— start Data shown —

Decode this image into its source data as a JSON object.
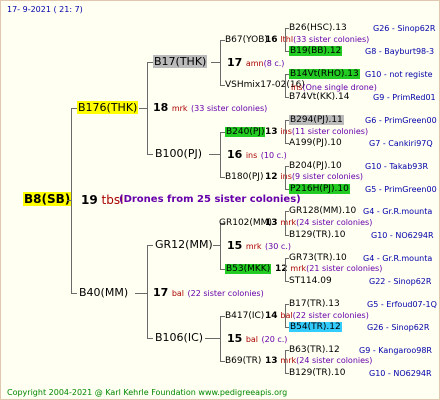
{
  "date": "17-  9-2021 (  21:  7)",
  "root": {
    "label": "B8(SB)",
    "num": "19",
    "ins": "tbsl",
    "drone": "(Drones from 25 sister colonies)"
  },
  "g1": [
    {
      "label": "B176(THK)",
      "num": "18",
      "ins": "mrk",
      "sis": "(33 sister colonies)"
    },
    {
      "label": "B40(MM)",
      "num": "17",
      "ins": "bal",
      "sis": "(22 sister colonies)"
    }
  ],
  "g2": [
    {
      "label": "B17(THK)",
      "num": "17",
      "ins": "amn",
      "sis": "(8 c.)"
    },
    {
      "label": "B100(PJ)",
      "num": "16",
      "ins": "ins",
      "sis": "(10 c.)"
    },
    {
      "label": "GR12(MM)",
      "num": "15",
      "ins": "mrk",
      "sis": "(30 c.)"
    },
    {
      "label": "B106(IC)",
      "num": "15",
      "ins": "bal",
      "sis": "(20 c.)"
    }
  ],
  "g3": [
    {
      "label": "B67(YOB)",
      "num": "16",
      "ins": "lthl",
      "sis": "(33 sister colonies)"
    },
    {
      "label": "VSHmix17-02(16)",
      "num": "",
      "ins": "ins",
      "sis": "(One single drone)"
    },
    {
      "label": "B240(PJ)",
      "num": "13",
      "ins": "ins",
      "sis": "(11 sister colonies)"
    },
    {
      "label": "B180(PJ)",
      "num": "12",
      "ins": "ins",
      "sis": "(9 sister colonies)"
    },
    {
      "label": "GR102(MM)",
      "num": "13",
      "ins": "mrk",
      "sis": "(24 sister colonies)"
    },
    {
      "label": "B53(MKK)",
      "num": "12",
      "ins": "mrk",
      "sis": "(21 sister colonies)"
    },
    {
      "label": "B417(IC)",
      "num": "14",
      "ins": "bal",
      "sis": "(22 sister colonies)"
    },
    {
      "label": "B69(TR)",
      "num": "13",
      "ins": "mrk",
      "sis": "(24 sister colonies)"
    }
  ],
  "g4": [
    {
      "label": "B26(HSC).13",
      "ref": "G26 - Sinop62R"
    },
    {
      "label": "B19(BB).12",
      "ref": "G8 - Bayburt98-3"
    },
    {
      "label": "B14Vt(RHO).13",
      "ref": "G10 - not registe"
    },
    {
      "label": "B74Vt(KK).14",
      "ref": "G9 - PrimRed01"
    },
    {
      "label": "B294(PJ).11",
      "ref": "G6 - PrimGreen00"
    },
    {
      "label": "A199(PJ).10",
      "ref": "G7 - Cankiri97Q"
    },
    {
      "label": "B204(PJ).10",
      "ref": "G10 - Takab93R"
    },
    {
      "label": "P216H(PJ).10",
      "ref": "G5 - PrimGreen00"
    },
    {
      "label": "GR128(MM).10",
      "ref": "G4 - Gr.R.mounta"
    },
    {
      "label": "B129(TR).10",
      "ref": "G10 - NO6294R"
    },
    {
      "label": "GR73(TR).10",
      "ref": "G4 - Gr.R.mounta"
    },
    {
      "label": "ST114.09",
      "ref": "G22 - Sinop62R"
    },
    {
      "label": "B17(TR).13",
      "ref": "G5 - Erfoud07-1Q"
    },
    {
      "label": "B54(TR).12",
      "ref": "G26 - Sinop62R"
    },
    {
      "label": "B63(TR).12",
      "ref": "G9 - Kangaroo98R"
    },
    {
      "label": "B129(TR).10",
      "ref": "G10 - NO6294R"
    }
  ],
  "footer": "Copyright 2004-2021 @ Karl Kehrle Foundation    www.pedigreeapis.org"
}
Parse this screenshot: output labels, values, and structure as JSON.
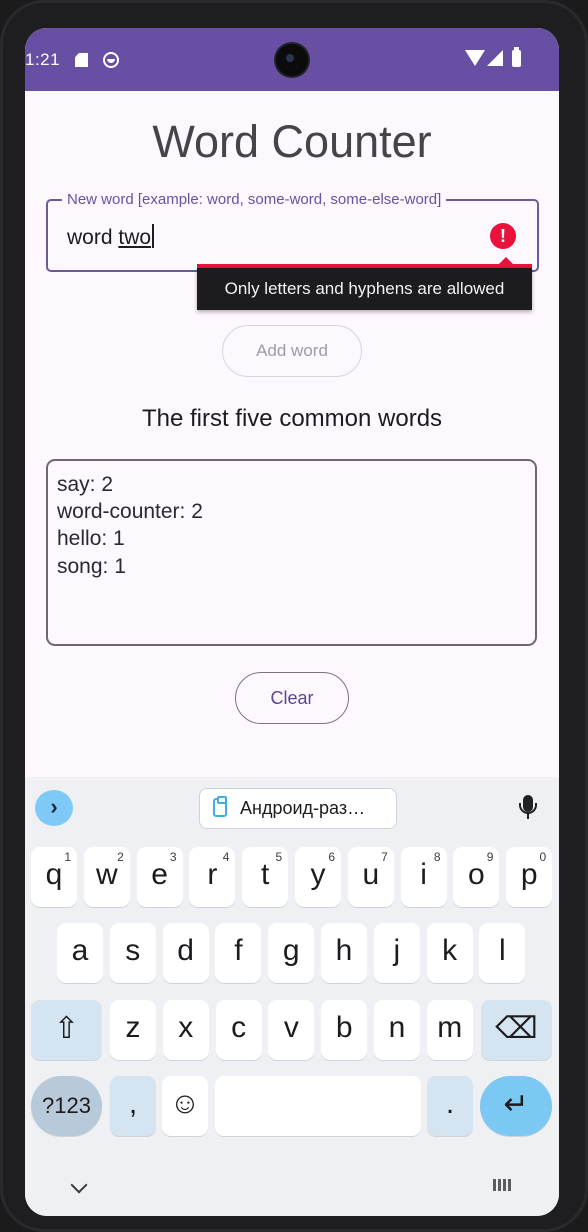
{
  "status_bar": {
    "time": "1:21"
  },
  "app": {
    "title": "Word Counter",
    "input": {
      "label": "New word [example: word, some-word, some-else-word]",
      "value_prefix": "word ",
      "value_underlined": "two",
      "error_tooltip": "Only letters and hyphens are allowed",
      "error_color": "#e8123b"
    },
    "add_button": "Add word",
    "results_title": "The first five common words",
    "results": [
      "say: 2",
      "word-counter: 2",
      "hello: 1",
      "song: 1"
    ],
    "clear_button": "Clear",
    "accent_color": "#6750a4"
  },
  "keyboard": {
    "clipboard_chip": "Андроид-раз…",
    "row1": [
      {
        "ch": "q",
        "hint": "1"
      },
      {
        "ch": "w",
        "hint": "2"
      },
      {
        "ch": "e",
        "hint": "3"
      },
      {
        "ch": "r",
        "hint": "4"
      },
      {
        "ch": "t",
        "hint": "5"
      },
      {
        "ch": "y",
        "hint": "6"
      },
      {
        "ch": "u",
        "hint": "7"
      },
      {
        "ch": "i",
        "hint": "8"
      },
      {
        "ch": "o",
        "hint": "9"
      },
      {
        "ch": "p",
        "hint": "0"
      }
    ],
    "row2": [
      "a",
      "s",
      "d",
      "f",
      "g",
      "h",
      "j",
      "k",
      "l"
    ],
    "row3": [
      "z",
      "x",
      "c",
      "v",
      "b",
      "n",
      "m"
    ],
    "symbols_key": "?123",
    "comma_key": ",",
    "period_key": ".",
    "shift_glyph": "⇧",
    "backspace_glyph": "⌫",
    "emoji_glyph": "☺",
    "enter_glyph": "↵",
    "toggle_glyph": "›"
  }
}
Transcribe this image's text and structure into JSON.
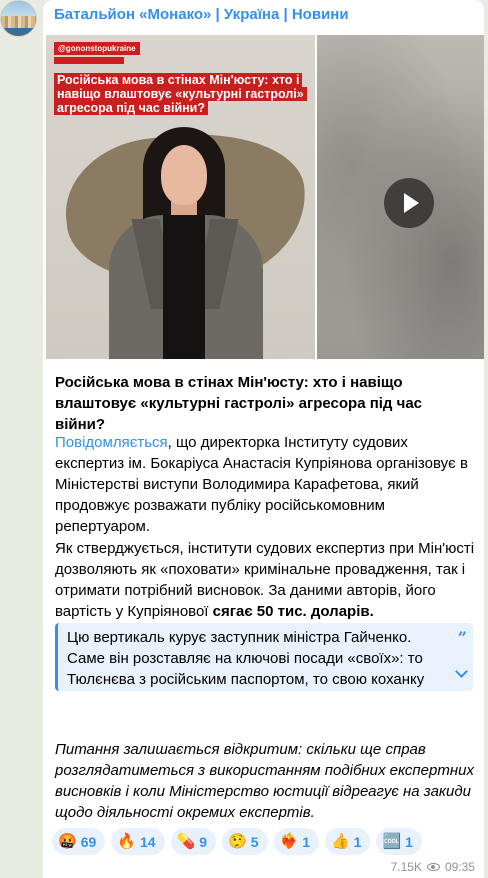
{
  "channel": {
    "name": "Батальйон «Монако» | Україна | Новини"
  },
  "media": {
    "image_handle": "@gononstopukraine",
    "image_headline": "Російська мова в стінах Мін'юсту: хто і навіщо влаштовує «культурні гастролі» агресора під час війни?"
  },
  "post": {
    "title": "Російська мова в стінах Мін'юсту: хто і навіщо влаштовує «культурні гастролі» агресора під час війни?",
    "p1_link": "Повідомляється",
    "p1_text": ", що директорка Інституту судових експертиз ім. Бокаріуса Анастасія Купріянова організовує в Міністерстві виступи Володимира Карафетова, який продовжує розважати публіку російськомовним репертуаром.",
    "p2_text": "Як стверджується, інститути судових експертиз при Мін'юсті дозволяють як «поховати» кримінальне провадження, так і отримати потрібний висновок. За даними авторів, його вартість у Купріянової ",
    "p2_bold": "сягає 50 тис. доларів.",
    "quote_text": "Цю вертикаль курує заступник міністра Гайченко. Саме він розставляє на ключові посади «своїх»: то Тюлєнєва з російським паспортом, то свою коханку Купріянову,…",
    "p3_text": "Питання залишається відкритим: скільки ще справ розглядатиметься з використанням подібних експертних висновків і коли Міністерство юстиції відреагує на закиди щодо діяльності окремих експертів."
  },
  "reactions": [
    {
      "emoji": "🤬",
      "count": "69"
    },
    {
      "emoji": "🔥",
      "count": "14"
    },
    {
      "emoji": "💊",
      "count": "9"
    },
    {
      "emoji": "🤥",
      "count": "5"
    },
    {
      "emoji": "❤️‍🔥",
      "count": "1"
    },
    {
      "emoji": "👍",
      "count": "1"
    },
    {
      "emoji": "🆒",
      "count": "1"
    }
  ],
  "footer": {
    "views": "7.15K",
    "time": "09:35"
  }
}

— end Data shown —

#### Task instructions
Repeat the material above in full and unchanged, minus its images.

#### Response to this exercise
Decode this image into its source data as a JSON object.
{
  "date": "17-  9-2021 (  21:  7)",
  "root": {
    "label": "B8(SB)",
    "num": "19",
    "ins": "tbsl",
    "drone": "(Drones from 25 sister colonies)"
  },
  "g1": [
    {
      "label": "B176(THK)",
      "num": "18",
      "ins": "mrk",
      "sis": "(33 sister colonies)"
    },
    {
      "label": "B40(MM)",
      "num": "17",
      "ins": "bal",
      "sis": "(22 sister colonies)"
    }
  ],
  "g2": [
    {
      "label": "B17(THK)",
      "num": "17",
      "ins": "amn",
      "sis": "(8 c.)"
    },
    {
      "label": "B100(PJ)",
      "num": "16",
      "ins": "ins",
      "sis": "(10 c.)"
    },
    {
      "label": "GR12(MM)",
      "num": "15",
      "ins": "mrk",
      "sis": "(30 c.)"
    },
    {
      "label": "B106(IC)",
      "num": "15",
      "ins": "bal",
      "sis": "(20 c.)"
    }
  ],
  "g3": [
    {
      "label": "B67(YOB)",
      "num": "16",
      "ins": "lthl",
      "sis": "(33 sister colonies)"
    },
    {
      "label": "VSHmix17-02(16)",
      "num": "",
      "ins": "ins",
      "sis": "(One single drone)"
    },
    {
      "label": "B240(PJ)",
      "num": "13",
      "ins": "ins",
      "sis": "(11 sister colonies)"
    },
    {
      "label": "B180(PJ)",
      "num": "12",
      "ins": "ins",
      "sis": "(9 sister colonies)"
    },
    {
      "label": "GR102(MM)",
      "num": "13",
      "ins": "mrk",
      "sis": "(24 sister colonies)"
    },
    {
      "label": "B53(MKK)",
      "num": "12",
      "ins": "mrk",
      "sis": "(21 sister colonies)"
    },
    {
      "label": "B417(IC)",
      "num": "14",
      "ins": "bal",
      "sis": "(22 sister colonies)"
    },
    {
      "label": "B69(TR)",
      "num": "13",
      "ins": "mrk",
      "sis": "(24 sister colonies)"
    }
  ],
  "g4": [
    {
      "label": "B26(HSC).13",
      "ref": "G26 - Sinop62R"
    },
    {
      "label": "B19(BB).12",
      "ref": "G8 - Bayburt98-3"
    },
    {
      "label": "B14Vt(RHO).13",
      "ref": "G10 - not registe"
    },
    {
      "label": "B74Vt(KK).14",
      "ref": "G9 - PrimRed01"
    },
    {
      "label": "B294(PJ).11",
      "ref": "G6 - PrimGreen00"
    },
    {
      "label": "A199(PJ).10",
      "ref": "G7 - Cankiri97Q"
    },
    {
      "label": "B204(PJ).10",
      "ref": "G10 - Takab93R"
    },
    {
      "label": "P216H(PJ).10",
      "ref": "G5 - PrimGreen00"
    },
    {
      "label": "GR128(MM).10",
      "ref": "G4 - Gr.R.mounta"
    },
    {
      "label": "B129(TR).10",
      "ref": "G10 - NO6294R"
    },
    {
      "label": "GR73(TR).10",
      "ref": "G4 - Gr.R.mounta"
    },
    {
      "label": "ST114.09",
      "ref": "G22 - Sinop62R"
    },
    {
      "label": "B17(TR).13",
      "ref": "G5 - Erfoud07-1Q"
    },
    {
      "label": "B54(TR).12",
      "ref": "G26 - Sinop62R"
    },
    {
      "label": "B63(TR).12",
      "ref": "G9 - Kangaroo98R"
    },
    {
      "label": "B129(TR).10",
      "ref": "G10 - NO6294R"
    }
  ],
  "footer": "Copyright 2004-2021 @ Karl Kehrle Foundation    www.pedigreeapis.org"
}
Parse this screenshot: output labels, values, and structure as JSON.
{
  "status_bar": {
    "time": "1:21"
  },
  "app": {
    "title": "Word Counter",
    "input": {
      "label": "New word [example: word, some-word, some-else-word]",
      "value_prefix": "word ",
      "value_underlined": "two",
      "error_tooltip": "Only letters and hyphens are allowed",
      "error_color": "#e8123b"
    },
    "add_button": "Add word",
    "results_title": "The first five common words",
    "results": [
      "say: 2",
      "word-counter: 2",
      "hello: 1",
      "song: 1"
    ],
    "clear_button": "Clear",
    "accent_color": "#6750a4"
  },
  "keyboard": {
    "clipboard_chip": "Андроид-раз…",
    "row1": [
      {
        "ch": "q",
        "hint": "1"
      },
      {
        "ch": "w",
        "hint": "2"
      },
      {
        "ch": "e",
        "hint": "3"
      },
      {
        "ch": "r",
        "hint": "4"
      },
      {
        "ch": "t",
        "hint": "5"
      },
      {
        "ch": "y",
        "hint": "6"
      },
      {
        "ch": "u",
        "hint": "7"
      },
      {
        "ch": "i",
        "hint": "8"
      },
      {
        "ch": "o",
        "hint": "9"
      },
      {
        "ch": "p",
        "hint": "0"
      }
    ],
    "row2": [
      "a",
      "s",
      "d",
      "f",
      "g",
      "h",
      "j",
      "k",
      "l"
    ],
    "row3": [
      "z",
      "x",
      "c",
      "v",
      "b",
      "n",
      "m"
    ],
    "symbols_key": "?123",
    "comma_key": ",",
    "period_key": ".",
    "shift_glyph": "⇧",
    "backspace_glyph": "⌫",
    "emoji_glyph": "☺",
    "enter_glyph": "↵",
    "toggle_glyph": "›"
  }
}
Transcribe this image's text and structure into JSON.
{
  "channel": {
    "name": "Батальйон «Монако» | Україна | Новини"
  },
  "media": {
    "image_handle": "@gononstopukraine",
    "image_headline": "Російська мова в стінах Мін'юсту: хто і навіщо влаштовує «культурні гастролі» агресора під час війни?"
  },
  "post": {
    "title": "Російська мова в стінах Мін'юсту: хто і навіщо влаштовує «культурні гастролі» агресора під час війни?",
    "p1_link": "Повідомляється",
    "p1_text": ", що директорка Інституту судових експертиз ім. Бокаріуса Анастасія Купріянова організовує в Міністерстві виступи Володимира Карафетова, який продовжує розважати публіку російськомовним репертуаром.",
    "p2_text": "Як стверджується, інститути судових експертиз при Мін'юсті дозволяють як «поховати» кримінальне провадження, так і отримати потрібний висновок. За даними авторів, його вартість у Купріянової ",
    "p2_bold": "сягає 50 тис. доларів.",
    "quote_text": "Цю вертикаль курує заступник міністра Гайченко. Саме він розставляє на ключові посади «своїх»: то Тюлєнєва з російським паспортом, то свою коханку Купріянову,…",
    "p3_text": "Питання залишається відкритим: скільки ще справ розглядатиметься з використанням подібних експертних висновків і коли Міністерство юстиції відреагує на закиди щодо діяльності окремих експертів."
  },
  "reactions": [
    {
      "emoji": "🤬",
      "count": "69"
    },
    {
      "emoji": "🔥",
      "count": "14"
    },
    {
      "emoji": "💊",
      "count": "9"
    },
    {
      "emoji": "🤥",
      "count": "5"
    },
    {
      "emoji": "❤️‍🔥",
      "count": "1"
    },
    {
      "emoji": "👍",
      "count": "1"
    },
    {
      "emoji": "🆒",
      "count": "1"
    }
  ],
  "footer": {
    "views": "7.15K",
    "time": "09:35"
  }
}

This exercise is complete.